| INSTRUCTIONS FOR THE TASK |
Check every line below for the string "about", and copy the lines that contain it.

| DATASET EXCERPTS |

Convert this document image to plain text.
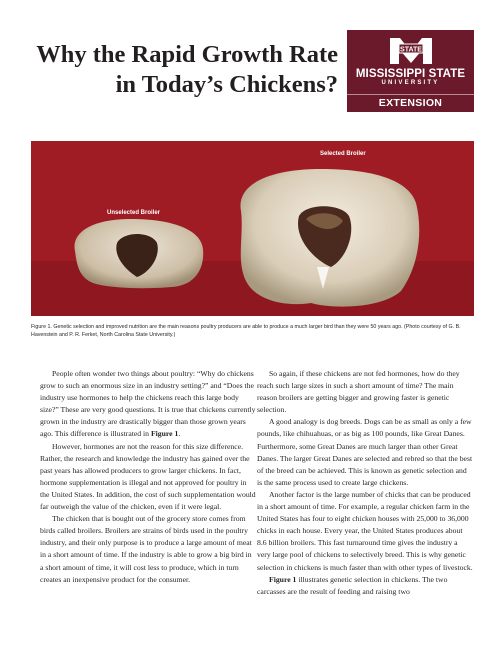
Why the Rapid Growth Rate
in Today’s Chickens?
STATE
MISSISSIPPI STATE
UNIVERSITY
EXTENSION
Selected Broiler
Unselected Broiler
Figure 1. Genetic selection and improved nutrition are the main reasons poultry producers are able to produce a much larger bird than they were 50 years ago. (Photo courtesy of G. B. Havenstein and P. R. Ferket, North Carolina State University.)

People often wonder two things about poultry: “Why do chickens grow to such an enormous size in an industry setting?” and “Does the industry use hormones to help the chickens reach this large body size?” These are very good questions. It is true that chickens currently grown in the industry are drastically bigger than those grown years ago. This difference is illustrated in Figure 1.

However, hormones are not the reason for this size difference. Rather, the research and knowledge the industry has gained over the past years has allowed producers to grow larger chickens. In fact, hormone supplementation is illegal and not approved for poultry in the United States. In addition, the cost of such supplementation would far outweigh the value of the chicken, even if it were legal.

The chicken that is bought out of the grocery store comes from birds called broilers. Broilers are strains of birds used in the poultry industry, and their only purpose is to produce a large amount of meat in a short amount of time. If the industry is able to grow a big bird in a short amount of time, it will cost less to produce, which in turn creates an inexpensive product for the consumer.

So again, if these chickens are not fed hormones, how do they reach such large sizes in such a short amount of time? The main reason broilers are getting bigger and growing faster is genetic selection.

A good analogy is dog breeds. Dogs can be as small as only a few pounds, like chihuahuas, or as big as 100 pounds, like Great Danes. Furthermore, some Great Danes are much larger than other Great Danes. The larger Great Danes are selected and rebred so that the best of the breed can be achieved. This is known as genetic selection and is the same process used to create large chickens.

Another factor is the large number of chicks that can be produced in a short amount of time. For example, a regular chicken farm in the United States has four to eight chicken houses with 25,000 to 36,000 chicks in each house. Every year, the United States produces about 8.6 billion broilers. This fast turnaround time gives the industry a very large pool of chickens to selectively breed. This is why genetic selection in chickens is much faster than with other types of livestock.

Figure 1 illustrates genetic selection in chickens. The two carcasses are the result of feeding and raising two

| FINISHED EXERCISE |
People often wonder two things about poultry: “Why do chickens grow to such an enormous size in an industry setting?” and “Does the industry use hormones to help the chickens reach this large body size?” These are very good questions. It is true that chickens currently grown in the industry are drastically bigger than those grown years ago. This difference is illustrated in Figure 1.
Another factor is the large number of chicks that can be produced in a short amount of time. For example, a regular chicken farm in the United States has four to eight chicken houses with 25,000 to 36,000 chicks in each house. Every year, the United States produces about 8.6 billion broilers. This fast turnaround time gives the industry a very large pool of chickens to selectively breed. This is why genetic selection in chickens is much faster than with other types of livestock.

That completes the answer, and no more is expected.